* _JOB_: Identify the lines that include the word "time", then copy all of them.

* _MATERIAL PROVIDED_:
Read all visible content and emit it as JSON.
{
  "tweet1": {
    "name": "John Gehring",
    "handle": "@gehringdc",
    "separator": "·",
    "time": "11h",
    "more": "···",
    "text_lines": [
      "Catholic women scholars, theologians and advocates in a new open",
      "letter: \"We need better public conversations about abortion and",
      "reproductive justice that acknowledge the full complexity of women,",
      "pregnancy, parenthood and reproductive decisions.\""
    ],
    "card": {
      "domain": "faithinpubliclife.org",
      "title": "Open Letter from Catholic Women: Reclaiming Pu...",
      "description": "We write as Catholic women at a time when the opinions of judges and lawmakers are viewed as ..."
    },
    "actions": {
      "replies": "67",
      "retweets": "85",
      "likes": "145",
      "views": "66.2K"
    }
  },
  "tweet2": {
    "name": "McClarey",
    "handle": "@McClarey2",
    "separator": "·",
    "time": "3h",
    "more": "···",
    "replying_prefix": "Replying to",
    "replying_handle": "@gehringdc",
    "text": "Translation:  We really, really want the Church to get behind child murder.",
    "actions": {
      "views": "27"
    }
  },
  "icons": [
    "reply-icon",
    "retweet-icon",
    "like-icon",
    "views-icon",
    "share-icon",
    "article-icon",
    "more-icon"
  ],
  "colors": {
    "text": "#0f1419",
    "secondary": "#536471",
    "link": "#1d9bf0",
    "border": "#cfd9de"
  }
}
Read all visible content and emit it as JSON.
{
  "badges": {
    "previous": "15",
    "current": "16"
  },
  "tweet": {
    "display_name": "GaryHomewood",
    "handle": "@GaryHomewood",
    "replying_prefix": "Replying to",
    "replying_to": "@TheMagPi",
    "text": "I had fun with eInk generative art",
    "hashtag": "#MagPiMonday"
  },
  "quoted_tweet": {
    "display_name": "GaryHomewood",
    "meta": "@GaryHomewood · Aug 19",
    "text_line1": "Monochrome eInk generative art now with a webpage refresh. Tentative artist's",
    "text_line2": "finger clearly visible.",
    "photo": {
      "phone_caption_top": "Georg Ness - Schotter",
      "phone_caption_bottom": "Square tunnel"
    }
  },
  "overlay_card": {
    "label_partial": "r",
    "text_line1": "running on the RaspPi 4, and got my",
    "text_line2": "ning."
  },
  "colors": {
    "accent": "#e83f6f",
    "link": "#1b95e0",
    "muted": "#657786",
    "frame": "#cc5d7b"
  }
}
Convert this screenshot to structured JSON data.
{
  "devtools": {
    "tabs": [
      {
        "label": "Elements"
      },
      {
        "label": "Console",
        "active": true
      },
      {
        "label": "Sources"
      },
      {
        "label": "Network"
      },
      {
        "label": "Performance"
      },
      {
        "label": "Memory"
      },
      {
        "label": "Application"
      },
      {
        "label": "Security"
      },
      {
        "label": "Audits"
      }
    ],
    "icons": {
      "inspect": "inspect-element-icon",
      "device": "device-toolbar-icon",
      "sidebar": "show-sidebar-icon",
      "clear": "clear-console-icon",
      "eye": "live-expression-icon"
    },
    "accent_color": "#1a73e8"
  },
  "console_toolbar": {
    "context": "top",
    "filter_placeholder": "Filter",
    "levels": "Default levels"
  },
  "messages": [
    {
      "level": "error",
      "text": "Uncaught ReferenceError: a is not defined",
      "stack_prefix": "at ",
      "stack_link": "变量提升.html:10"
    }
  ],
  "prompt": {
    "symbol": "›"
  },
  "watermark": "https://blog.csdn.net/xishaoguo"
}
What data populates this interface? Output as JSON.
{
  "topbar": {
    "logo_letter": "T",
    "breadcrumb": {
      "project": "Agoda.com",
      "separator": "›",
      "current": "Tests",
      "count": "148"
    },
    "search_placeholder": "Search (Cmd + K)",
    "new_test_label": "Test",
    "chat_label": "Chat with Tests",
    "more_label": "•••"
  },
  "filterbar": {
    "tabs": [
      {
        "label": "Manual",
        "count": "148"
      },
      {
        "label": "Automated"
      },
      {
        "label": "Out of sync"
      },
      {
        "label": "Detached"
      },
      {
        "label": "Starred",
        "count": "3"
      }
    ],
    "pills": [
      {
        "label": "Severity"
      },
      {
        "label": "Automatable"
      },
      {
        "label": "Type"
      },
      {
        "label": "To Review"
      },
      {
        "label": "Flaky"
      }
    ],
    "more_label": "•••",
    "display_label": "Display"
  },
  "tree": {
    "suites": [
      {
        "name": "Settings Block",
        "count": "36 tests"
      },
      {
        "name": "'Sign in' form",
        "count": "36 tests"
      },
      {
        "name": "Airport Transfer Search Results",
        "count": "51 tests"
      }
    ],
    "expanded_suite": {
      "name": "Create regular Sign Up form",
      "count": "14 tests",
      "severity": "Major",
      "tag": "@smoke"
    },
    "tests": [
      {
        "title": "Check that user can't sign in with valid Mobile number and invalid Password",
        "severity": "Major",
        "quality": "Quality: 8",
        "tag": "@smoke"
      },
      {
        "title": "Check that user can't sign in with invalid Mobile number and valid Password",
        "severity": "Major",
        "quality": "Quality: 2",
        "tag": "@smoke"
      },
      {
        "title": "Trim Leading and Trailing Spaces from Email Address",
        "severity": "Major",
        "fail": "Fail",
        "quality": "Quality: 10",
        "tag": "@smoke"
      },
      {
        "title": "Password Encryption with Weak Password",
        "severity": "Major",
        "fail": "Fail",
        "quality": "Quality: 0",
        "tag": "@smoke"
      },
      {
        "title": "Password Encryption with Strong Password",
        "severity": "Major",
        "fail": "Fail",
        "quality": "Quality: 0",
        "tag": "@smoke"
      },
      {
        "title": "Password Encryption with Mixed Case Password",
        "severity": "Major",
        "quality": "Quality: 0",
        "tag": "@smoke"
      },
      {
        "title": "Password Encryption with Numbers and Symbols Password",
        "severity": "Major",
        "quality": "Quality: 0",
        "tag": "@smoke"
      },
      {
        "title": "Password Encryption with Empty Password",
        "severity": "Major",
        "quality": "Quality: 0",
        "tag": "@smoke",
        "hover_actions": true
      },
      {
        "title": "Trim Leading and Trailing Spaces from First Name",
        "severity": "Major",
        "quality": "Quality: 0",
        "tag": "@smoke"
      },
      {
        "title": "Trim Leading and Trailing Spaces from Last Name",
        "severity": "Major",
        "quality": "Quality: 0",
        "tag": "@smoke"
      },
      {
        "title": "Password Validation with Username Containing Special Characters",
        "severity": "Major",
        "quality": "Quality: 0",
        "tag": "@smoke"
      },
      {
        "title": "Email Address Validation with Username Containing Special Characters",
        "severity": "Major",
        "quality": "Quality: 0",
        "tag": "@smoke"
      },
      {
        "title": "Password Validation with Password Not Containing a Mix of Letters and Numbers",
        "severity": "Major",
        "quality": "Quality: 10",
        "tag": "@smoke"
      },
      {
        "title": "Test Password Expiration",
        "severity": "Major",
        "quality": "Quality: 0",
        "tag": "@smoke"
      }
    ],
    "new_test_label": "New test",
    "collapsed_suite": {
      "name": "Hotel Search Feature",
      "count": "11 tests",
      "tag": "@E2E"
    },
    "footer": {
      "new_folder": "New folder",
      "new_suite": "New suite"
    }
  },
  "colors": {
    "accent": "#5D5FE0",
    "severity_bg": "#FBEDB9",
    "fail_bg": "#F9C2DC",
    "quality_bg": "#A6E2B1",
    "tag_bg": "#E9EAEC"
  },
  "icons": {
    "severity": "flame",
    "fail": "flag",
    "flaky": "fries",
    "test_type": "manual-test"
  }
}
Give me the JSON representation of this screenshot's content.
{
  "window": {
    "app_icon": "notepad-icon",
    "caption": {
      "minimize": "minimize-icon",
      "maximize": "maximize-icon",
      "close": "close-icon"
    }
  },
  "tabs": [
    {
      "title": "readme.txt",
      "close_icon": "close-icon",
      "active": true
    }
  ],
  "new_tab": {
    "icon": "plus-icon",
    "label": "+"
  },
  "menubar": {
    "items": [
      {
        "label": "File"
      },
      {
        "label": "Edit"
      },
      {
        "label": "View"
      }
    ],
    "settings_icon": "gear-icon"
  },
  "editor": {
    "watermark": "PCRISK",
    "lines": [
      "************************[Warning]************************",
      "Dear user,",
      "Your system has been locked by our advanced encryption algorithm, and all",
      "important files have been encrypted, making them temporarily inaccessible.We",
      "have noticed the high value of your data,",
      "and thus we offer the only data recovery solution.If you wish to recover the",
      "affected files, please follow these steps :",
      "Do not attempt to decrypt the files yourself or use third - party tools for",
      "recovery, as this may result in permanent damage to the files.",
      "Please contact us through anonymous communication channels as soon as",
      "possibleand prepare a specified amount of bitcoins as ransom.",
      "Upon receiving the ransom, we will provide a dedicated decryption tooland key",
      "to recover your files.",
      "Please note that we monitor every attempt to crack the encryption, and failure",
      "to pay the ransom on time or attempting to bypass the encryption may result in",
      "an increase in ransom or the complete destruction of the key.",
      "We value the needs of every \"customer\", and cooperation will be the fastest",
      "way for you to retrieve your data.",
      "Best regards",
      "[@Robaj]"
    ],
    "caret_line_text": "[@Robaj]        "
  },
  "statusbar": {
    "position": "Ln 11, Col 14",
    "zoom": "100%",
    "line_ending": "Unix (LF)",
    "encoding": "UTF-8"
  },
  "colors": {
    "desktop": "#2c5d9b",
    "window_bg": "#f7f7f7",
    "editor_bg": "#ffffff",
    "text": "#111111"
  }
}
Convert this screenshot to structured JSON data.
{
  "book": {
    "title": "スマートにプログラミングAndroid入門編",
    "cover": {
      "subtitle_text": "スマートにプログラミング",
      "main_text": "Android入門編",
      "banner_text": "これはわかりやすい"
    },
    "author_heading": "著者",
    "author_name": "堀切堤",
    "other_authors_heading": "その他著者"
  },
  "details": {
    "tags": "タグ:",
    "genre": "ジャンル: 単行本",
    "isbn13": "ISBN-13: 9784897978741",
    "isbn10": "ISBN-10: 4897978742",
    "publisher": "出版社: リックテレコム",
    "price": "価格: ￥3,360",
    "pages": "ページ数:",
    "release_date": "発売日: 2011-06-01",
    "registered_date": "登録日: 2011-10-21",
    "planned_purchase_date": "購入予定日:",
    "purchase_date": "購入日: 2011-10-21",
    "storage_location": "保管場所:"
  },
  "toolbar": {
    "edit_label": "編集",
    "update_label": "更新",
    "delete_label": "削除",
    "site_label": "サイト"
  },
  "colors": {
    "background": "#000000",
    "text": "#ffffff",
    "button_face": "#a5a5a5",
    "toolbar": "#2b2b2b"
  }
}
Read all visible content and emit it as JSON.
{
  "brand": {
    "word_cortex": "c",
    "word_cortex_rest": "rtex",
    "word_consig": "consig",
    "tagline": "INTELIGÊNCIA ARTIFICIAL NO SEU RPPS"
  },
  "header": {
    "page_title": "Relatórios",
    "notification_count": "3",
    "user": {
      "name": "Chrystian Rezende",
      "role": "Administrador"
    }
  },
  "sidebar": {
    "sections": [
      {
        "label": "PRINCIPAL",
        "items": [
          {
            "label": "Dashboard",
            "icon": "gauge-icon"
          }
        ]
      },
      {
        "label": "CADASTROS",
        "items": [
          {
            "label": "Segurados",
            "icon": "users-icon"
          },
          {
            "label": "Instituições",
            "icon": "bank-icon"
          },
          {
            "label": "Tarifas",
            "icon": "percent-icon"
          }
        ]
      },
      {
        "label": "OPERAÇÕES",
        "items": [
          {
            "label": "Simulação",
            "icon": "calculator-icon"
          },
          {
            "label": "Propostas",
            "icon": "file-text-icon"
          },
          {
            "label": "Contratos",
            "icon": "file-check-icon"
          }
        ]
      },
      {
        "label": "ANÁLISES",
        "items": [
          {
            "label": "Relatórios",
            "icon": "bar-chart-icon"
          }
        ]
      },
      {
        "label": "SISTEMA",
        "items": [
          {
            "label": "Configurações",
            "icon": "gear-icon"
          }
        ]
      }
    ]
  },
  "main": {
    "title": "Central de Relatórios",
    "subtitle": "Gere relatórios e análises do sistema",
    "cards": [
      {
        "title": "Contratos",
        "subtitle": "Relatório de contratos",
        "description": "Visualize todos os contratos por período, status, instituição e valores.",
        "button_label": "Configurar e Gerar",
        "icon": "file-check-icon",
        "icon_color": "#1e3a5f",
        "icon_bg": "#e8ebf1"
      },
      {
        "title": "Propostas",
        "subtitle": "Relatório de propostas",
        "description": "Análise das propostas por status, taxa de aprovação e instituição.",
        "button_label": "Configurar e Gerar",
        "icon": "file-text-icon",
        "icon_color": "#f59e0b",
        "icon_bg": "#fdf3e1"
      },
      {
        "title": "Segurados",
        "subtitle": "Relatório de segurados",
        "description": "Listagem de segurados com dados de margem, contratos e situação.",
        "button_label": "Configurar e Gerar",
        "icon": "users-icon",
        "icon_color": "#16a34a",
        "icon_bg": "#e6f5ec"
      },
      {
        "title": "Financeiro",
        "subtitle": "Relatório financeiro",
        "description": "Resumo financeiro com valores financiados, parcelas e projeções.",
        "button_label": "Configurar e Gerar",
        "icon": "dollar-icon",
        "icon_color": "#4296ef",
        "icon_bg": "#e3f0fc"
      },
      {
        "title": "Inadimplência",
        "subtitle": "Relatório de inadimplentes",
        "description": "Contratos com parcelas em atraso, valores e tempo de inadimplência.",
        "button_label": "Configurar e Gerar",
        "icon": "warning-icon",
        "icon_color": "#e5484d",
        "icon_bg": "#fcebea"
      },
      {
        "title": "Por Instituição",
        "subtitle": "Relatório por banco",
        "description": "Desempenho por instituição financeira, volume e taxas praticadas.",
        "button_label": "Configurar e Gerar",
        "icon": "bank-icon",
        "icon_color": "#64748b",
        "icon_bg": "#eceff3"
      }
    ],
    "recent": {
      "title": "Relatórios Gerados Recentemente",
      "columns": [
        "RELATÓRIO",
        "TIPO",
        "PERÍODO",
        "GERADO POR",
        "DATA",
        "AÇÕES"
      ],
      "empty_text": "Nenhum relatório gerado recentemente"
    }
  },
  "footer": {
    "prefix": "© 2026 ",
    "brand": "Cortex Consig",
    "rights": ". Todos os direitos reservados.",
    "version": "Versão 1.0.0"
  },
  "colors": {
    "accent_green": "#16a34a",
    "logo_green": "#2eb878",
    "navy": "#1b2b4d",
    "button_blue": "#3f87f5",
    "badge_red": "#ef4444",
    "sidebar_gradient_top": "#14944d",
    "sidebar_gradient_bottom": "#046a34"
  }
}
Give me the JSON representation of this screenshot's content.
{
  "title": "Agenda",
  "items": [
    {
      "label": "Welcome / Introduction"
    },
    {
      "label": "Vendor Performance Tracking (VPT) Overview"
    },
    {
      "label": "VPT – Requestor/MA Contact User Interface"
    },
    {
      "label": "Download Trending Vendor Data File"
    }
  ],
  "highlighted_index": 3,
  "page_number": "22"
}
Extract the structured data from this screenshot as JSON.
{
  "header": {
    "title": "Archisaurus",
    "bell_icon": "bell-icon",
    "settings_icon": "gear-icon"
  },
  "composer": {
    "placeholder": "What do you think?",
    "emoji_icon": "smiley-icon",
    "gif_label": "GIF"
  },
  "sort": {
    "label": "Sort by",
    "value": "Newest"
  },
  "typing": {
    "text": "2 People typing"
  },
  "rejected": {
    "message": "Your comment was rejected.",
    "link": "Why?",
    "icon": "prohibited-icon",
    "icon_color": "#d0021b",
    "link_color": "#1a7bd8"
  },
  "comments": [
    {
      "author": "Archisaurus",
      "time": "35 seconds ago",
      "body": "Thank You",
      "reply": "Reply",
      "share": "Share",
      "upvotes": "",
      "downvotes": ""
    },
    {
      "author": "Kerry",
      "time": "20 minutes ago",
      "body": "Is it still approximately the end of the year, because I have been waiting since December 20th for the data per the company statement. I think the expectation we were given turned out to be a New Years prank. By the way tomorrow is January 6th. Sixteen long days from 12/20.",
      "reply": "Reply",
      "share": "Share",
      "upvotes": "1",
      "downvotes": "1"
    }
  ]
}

* _ANSWER IN FULL_:
    "time": "11h",
      "description": "We write as Catholic women at a time when the opinions of judges and lawmakers are viewed as ..."
    "time": "3h",
      "to pay the ransom on time or attempting to bypass the encryption may result in",
      "time": "35 seconds ago",
      "time": "20 minutes ago",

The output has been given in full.